* The task *
Check each line of the entries below for the string "kind"; copy every line where it appears.

Data extracted from a collection
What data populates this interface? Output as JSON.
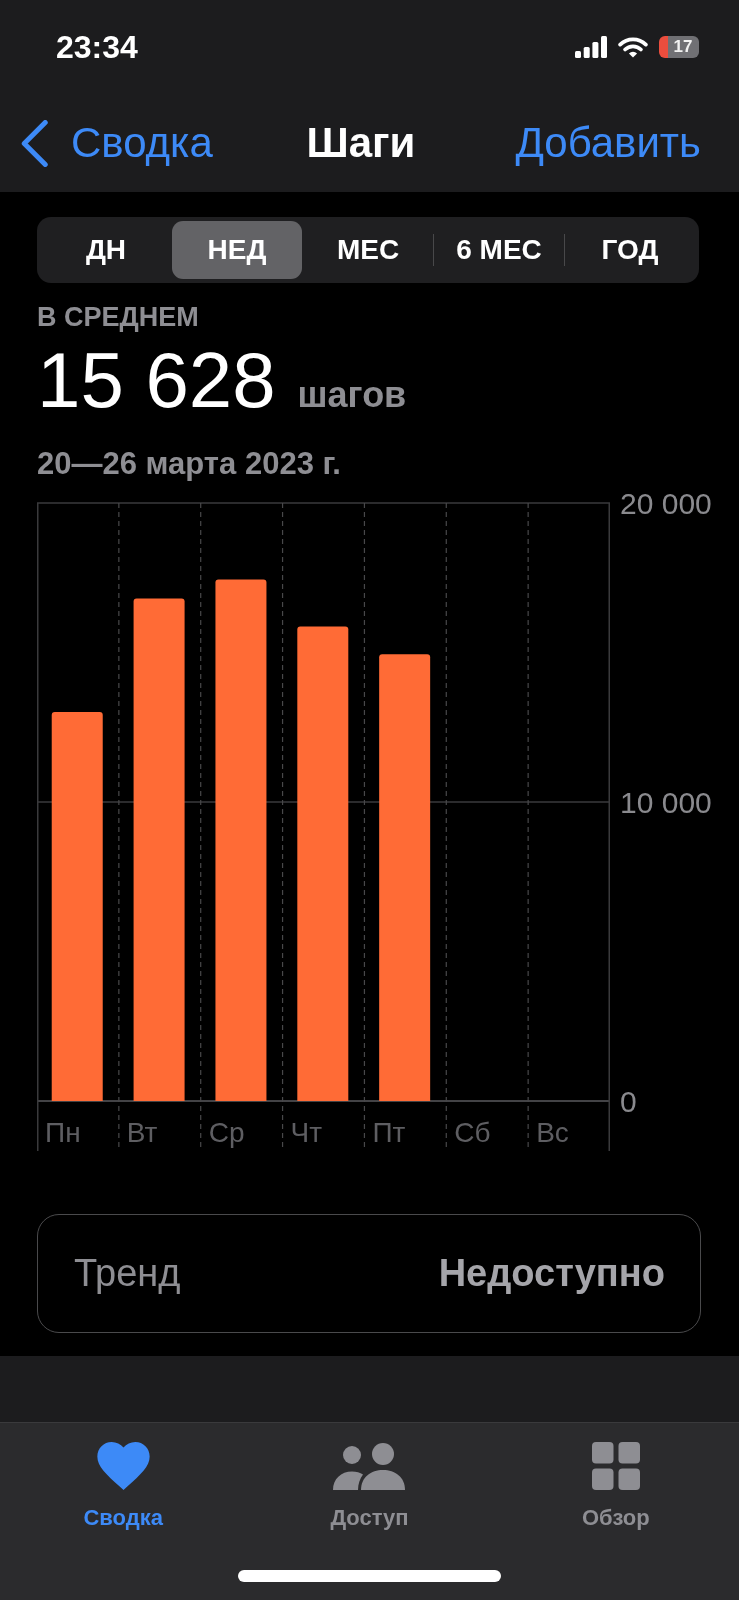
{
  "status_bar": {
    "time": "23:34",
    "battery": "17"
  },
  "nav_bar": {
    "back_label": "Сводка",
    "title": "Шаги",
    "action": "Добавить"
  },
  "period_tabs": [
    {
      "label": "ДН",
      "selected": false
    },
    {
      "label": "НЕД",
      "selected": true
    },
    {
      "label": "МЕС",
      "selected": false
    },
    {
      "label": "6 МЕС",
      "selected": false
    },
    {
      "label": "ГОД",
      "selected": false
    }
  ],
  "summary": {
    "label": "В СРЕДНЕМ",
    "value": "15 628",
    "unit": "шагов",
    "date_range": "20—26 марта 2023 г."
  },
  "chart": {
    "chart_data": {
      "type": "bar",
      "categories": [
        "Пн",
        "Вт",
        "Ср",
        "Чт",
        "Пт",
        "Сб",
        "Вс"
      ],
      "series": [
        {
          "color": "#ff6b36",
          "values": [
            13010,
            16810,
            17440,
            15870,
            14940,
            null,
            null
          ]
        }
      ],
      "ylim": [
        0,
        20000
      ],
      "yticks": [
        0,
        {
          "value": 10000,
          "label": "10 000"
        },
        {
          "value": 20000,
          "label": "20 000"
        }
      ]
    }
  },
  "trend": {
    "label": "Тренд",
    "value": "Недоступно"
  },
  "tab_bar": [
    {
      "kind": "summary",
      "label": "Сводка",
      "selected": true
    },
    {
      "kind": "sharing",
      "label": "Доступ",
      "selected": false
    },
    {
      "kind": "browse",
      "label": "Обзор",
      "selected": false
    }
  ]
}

--

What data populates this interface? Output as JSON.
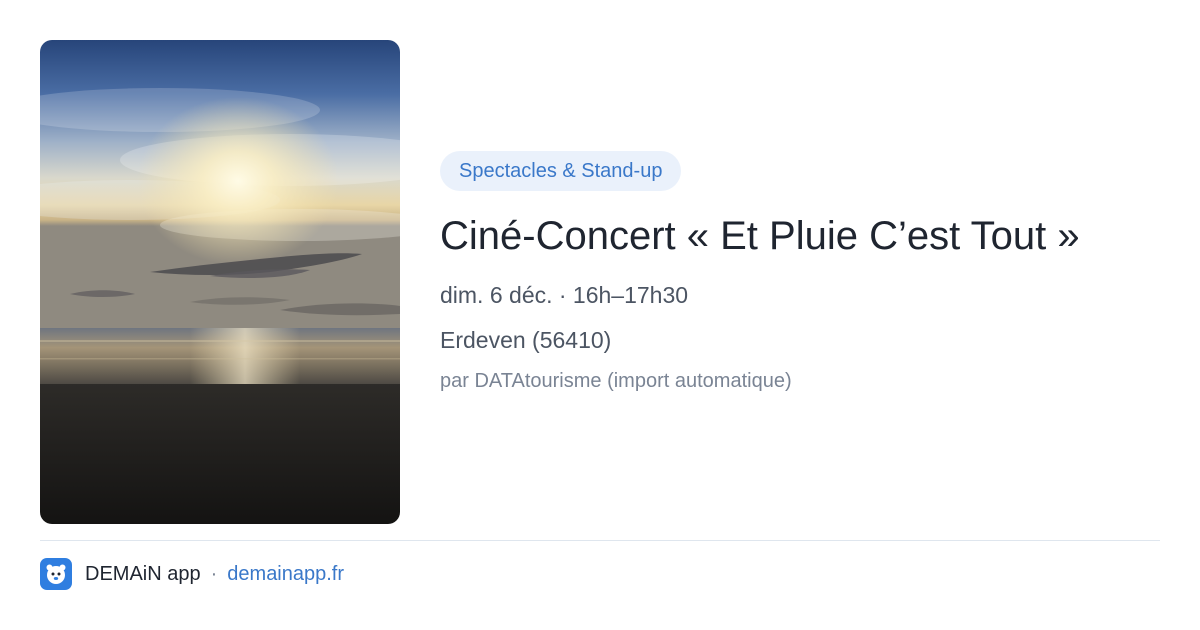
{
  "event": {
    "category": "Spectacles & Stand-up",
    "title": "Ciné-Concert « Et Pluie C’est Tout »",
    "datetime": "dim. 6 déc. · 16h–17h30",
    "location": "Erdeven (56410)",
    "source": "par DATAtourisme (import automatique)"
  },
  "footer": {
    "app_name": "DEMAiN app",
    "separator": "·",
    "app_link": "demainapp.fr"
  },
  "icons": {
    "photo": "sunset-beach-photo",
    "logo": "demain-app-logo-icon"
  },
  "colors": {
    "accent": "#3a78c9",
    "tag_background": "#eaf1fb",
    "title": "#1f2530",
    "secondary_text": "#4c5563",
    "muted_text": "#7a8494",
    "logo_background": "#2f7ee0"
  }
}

* The answer *
      "kind": "summary",
      "kind": "sharing",
      "kind": "browse",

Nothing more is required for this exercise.